Data provided ::
###

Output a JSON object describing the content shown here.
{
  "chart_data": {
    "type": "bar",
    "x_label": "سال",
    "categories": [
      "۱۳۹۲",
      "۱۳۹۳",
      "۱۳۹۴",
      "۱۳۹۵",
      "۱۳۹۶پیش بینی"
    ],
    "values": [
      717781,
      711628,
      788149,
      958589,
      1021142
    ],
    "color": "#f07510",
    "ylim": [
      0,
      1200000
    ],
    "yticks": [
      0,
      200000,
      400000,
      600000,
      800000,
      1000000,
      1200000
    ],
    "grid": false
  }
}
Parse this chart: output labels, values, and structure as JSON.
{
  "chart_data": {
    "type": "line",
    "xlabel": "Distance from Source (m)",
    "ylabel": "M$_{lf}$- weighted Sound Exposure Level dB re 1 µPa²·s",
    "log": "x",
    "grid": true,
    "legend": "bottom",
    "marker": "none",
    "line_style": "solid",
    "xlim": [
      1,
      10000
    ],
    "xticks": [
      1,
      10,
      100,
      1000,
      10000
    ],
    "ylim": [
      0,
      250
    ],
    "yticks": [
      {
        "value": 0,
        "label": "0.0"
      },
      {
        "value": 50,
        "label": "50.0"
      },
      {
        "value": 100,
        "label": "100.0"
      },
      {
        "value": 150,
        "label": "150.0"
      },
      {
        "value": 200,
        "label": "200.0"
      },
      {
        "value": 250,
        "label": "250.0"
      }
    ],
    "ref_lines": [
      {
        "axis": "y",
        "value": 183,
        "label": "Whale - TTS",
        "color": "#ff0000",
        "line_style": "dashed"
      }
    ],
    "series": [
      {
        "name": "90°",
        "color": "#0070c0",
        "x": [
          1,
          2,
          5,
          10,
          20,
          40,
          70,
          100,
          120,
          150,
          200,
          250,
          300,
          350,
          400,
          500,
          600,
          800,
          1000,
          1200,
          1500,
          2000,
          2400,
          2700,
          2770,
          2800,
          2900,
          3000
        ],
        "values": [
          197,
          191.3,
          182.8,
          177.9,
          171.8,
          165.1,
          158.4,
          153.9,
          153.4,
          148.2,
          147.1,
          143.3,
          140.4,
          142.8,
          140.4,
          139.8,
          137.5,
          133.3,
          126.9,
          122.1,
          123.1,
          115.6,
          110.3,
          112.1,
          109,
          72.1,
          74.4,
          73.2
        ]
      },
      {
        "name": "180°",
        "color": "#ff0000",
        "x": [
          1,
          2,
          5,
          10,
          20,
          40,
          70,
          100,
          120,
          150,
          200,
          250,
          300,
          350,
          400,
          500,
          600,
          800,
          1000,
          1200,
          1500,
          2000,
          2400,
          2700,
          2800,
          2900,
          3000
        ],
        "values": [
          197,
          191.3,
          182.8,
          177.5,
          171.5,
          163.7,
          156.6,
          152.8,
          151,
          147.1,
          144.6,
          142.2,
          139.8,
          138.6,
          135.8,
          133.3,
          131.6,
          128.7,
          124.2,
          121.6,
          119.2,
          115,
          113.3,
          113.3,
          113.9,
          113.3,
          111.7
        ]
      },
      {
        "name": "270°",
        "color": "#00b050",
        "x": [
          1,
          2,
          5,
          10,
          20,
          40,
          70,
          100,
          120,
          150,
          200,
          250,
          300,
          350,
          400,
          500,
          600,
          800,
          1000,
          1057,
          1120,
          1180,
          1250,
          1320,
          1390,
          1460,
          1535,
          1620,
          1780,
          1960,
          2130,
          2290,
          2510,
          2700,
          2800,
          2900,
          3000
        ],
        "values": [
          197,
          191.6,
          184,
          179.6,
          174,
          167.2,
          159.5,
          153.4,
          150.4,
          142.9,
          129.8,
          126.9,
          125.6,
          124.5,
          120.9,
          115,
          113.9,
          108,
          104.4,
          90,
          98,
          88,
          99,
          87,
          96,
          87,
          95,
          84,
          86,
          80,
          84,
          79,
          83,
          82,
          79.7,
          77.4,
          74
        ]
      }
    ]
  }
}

###

Write out every line of the material again, exactly as it reads.

Output a JSON object describing the content shown here.
{
  "chart_data": {
    "type": "bar",
    "x_label": "سال",
    "categories": [
      "۱۳۹۲",
      "۱۳۹۳",
      "۱۳۹۴",
      "۱۳۹۵",
      "۱۳۹۶پیش بینی"
    ],
    "values": [
      717781,
      711628,
      788149,
      958589,
      1021142
    ],
    "color": "#f07510",
    "ylim": [
      0,
      1200000
    ],
    "yticks": [
      0,
      200000,
      400000,
      600000,
      800000,
      1000000,
      1200000
    ],
    "grid": false
  }
}
Parse this chart: output labels, values, and structure as JSON.
{
  "chart_data": {
    "type": "line",
    "xlabel": "Distance from Source (m)",
    "ylabel": "M$_{lf}$- weighted Sound Exposure Level dB re 1 µPa²·s",
    "log": "x",
    "grid": true,
    "legend": "bottom",
    "marker": "none",
    "line_style": "solid",
    "xlim": [
      1,
      10000
    ],
    "xticks": [
      1,
      10,
      100,
      1000,
      10000
    ],
    "ylim": [
      0,
      250
    ],
    "yticks": [
      {
        "value": 0,
        "label": "0.0"
      },
      {
        "value": 50,
        "label": "50.0"
      },
      {
        "value": 100,
        "label": "100.0"
      },
      {
        "value": 150,
        "label": "150.0"
      },
      {
        "value": 200,
        "label": "200.0"
      },
      {
        "value": 250,
        "label": "250.0"
      }
    ],
    "ref_lines": [
      {
        "axis": "y",
        "value": 183,
        "label": "Whale - TTS",
        "color": "#ff0000",
        "line_style": "dashed"
      }
    ],
    "series": [
      {
        "name": "90°",
        "color": "#0070c0",
        "x": [
          1,
          2,
          5,
          10,
          20,
          40,
          70,
          100,
          120,
          150,
          200,
          250,
          300,
          350,
          400,
          500,
          600,
          800,
          1000,
          1200,
          1500,
          2000,
          2400,
          2700,
          2770,
          2800,
          2900,
          3000
        ],
        "values": [
          197,
          191.3,
          182.8,
          177.9,
          171.8,
          165.1,
          158.4,
          153.9,
          153.4,
          148.2,
          147.1,
          143.3,
          140.4,
          142.8,
          140.4,
          139.8,
          137.5,
          133.3,
          126.9,
          122.1,
          123.1,
          115.6,
          110.3,
          112.1,
          109,
          72.1,
          74.4,
          73.2
        ]
      },
      {
        "name": "180°",
        "color": "#ff0000",
        "x": [
          1,
          2,
          5,
          10,
          20,
          40,
          70,
          100,
          120,
          150,
          200,
          250,
          300,
          350,
          400,
          500,
          600,
          800,
          1000,
          1200,
          1500,
          2000,
          2400,
          2700,
          2800,
          2900,
          3000
        ],
        "values": [
          197,
          191.3,
          182.8,
          177.5,
          171.5,
          163.7,
          156.6,
          152.8,
          151,
          147.1,
          144.6,
          142.2,
          139.8,
          138.6,
          135.8,
          133.3,
          131.6,
          128.7,
          124.2,
          121.6,
          119.2,
          115,
          113.3,
          113.3,
          113.9,
          113.3,
          111.7
        ]
      },
      {
        "name": "270°",
        "color": "#00b050",
        "x": [
          1,
          2,
          5,
          10,
          20,
          40,
          70,
          100,
          120,
          150,
          200,
          250,
          300,
          350,
          400,
          500,
          600,
          800,
          1000,
          1057,
          1120,
          1180,
          1250,
          1320,
          1390,
          1460,
          1535,
          1620,
          1780,
          1960,
          2130,
          2290,
          2510,
          2700,
          2800,
          2900,
          3000
        ],
        "values": [
          197,
          191.6,
          184,
          179.6,
          174,
          167.2,
          159.5,
          153.4,
          150.4,
          142.9,
          129.8,
          126.9,
          125.6,
          124.5,
          120.9,
          115,
          113.9,
          108,
          104.4,
          90,
          98,
          88,
          99,
          87,
          96,
          87,
          95,
          84,
          86,
          80,
          84,
          79,
          83,
          82,
          79.7,
          77.4,
          74
        ]
      }
    ]
  }
}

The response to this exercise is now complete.